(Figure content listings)

********************

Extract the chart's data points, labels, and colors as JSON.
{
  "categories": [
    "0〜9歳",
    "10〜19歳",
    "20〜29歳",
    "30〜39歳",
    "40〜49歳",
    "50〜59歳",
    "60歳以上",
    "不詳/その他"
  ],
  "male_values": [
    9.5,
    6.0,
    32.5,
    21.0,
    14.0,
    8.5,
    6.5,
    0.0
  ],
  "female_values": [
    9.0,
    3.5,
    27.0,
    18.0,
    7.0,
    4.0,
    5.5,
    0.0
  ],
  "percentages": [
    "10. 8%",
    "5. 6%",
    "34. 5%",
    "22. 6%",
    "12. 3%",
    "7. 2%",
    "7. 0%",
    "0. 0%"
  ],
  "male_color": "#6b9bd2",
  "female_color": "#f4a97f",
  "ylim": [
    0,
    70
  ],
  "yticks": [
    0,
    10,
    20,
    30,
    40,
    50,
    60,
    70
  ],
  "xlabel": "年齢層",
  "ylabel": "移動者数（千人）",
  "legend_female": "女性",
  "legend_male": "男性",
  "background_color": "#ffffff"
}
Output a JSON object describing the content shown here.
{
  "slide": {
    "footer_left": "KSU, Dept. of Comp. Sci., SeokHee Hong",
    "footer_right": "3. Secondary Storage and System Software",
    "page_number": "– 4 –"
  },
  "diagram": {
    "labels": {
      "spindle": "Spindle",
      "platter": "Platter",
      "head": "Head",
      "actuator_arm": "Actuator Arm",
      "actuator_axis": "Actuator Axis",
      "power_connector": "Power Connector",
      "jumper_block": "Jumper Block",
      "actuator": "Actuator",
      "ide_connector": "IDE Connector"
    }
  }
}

********************

## Requirements
Restate each record exactly as written.

## Reply
Extract the chart's data points, labels, and colors as JSON.
{
  "categories": [
    "0〜9歳",
    "10〜19歳",
    "20〜29歳",
    "30〜39歳",
    "40〜49歳",
    "50〜59歳",
    "60歳以上",
    "不詳/その他"
  ],
  "male_values": [
    9.5,
    6.0,
    32.5,
    21.0,
    14.0,
    8.5,
    6.5,
    0.0
  ],
  "female_values": [
    9.0,
    3.5,
    27.0,
    18.0,
    7.0,
    4.0,
    5.5,
    0.0
  ],
  "percentages": [
    "10. 8%",
    "5. 6%",
    "34. 5%",
    "22. 6%",
    "12. 3%",
    "7. 2%",
    "7. 0%",
    "0. 0%"
  ],
  "male_color": "#6b9bd2",
  "female_color": "#f4a97f",
  "ylim": [
    0,
    70
  ],
  "yticks": [
    0,
    10,
    20,
    30,
    40,
    50,
    60,
    70
  ],
  "xlabel": "年齢層",
  "ylabel": "移動者数（千人）",
  "legend_female": "女性",
  "legend_male": "男性",
  "background_color": "#ffffff"
}
Output a JSON object describing the content shown here.
{
  "slide": {
    "footer_left": "KSU, Dept. of Comp. Sci., SeokHee Hong",
    "footer_right": "3. Secondary Storage and System Software",
    "page_number": "– 4 –"
  },
  "diagram": {
    "labels": {
      "spindle": "Spindle",
      "platter": "Platter",
      "head": "Head",
      "actuator_arm": "Actuator Arm",
      "actuator_axis": "Actuator Axis",
      "power_connector": "Power Connector",
      "jumper_block": "Jumper Block",
      "actuator": "Actuator",
      "ide_connector": "IDE Connector"
    }
  }
}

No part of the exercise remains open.